(Written exercise)
Once the pictures are set aside, transcribe the remaining data exactly.

Data entries
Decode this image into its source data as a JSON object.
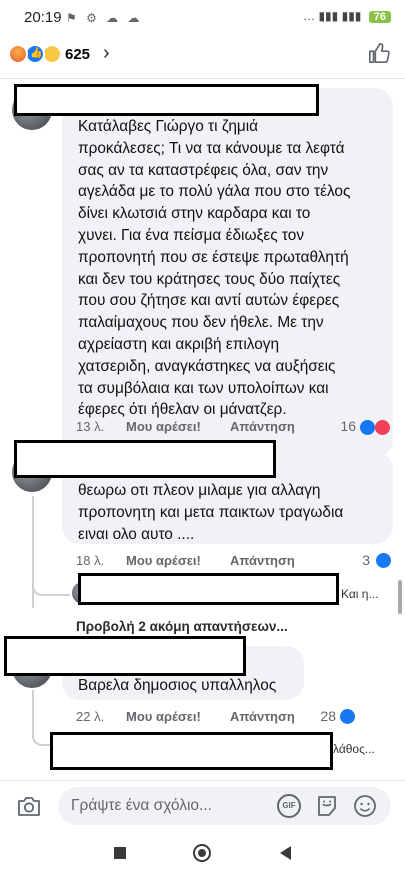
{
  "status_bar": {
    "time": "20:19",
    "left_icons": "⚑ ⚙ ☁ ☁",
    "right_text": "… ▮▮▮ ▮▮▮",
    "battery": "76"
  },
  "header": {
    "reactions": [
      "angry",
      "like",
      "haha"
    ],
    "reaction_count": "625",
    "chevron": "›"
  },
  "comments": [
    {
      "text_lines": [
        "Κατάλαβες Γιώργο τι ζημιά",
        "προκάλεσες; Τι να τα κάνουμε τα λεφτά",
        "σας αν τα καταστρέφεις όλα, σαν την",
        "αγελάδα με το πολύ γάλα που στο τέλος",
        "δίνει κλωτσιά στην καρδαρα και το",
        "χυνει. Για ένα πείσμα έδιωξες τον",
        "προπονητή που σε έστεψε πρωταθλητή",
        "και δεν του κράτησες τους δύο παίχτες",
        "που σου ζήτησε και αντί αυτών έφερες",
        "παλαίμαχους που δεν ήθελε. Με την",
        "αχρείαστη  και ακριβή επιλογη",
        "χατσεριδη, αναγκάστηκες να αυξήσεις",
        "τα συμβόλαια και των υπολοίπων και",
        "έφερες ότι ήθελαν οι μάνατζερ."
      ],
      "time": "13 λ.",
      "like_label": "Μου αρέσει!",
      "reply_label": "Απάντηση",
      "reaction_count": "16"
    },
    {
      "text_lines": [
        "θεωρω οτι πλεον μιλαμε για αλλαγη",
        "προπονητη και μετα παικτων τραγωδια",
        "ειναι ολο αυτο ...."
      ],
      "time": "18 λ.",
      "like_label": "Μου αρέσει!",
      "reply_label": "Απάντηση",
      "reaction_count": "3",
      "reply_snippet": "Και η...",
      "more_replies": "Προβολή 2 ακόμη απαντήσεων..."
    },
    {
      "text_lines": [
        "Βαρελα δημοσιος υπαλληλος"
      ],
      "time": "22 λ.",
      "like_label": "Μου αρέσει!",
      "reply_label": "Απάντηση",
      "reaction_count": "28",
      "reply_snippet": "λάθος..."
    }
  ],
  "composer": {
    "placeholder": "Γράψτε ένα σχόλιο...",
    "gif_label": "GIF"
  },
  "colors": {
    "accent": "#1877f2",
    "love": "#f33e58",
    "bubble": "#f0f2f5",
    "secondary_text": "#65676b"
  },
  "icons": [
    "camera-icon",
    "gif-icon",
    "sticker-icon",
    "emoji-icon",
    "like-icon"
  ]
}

(Finished answer)
Decode this image into its source data as a JSON object.
{
  "status_bar": {
    "time": "20:19",
    "left_icons": "⚑ ⚙ ☁ ☁",
    "right_text": "… ▮▮▮ ▮▮▮",
    "battery": "76"
  },
  "header": {
    "reactions": [
      "angry",
      "like",
      "haha"
    ],
    "reaction_count": "625",
    "chevron": "›"
  },
  "comments": [
    {
      "text_lines": [
        "Κατάλαβες Γιώργο τι ζημιά",
        "προκάλεσες; Τι να τα κάνουμε τα λεφτά",
        "σας αν τα καταστρέφεις όλα, σαν την",
        "αγελάδα με το πολύ γάλα που στο τέλος",
        "δίνει κλωτσιά στην καρδαρα και το",
        "χυνει. Για ένα πείσμα έδιωξες τον",
        "προπονητή που σε έστεψε πρωταθλητή",
        "και δεν του κράτησες τους δύο παίχτες",
        "που σου ζήτησε και αντί αυτών έφερες",
        "παλαίμαχους που δεν ήθελε. Με την",
        "αχρείαστη  και ακριβή επιλογη",
        "χατσεριδη, αναγκάστηκες να αυξήσεις",
        "τα συμβόλαια και των υπολοίπων και",
        "έφερες ότι ήθελαν οι μάνατζερ."
      ],
      "time": "13 λ.",
      "like_label": "Μου αρέσει!",
      "reply_label": "Απάντηση",
      "reaction_count": "16"
    },
    {
      "text_lines": [
        "θεωρω οτι πλεον μιλαμε για αλλαγη",
        "προπονητη και μετα παικτων τραγωδια",
        "ειναι ολο αυτο ...."
      ],
      "time": "18 λ.",
      "like_label": "Μου αρέσει!",
      "reply_label": "Απάντηση",
      "reaction_count": "3",
      "reply_snippet": "Και η...",
      "more_replies": "Προβολή 2 ακόμη απαντήσεων..."
    },
    {
      "text_lines": [
        "Βαρελα δημοσιος υπαλληλος"
      ],
      "time": "22 λ.",
      "like_label": "Μου αρέσει!",
      "reply_label": "Απάντηση",
      "reaction_count": "28",
      "reply_snippet": "λάθος..."
    }
  ],
  "composer": {
    "placeholder": "Γράψτε ένα σχόλιο...",
    "gif_label": "GIF"
  },
  "colors": {
    "accent": "#1877f2",
    "love": "#f33e58",
    "bubble": "#f0f2f5",
    "secondary_text": "#65676b"
  },
  "icons": [
    "camera-icon",
    "gif-icon",
    "sticker-icon",
    "emoji-icon",
    "like-icon"
  ]
}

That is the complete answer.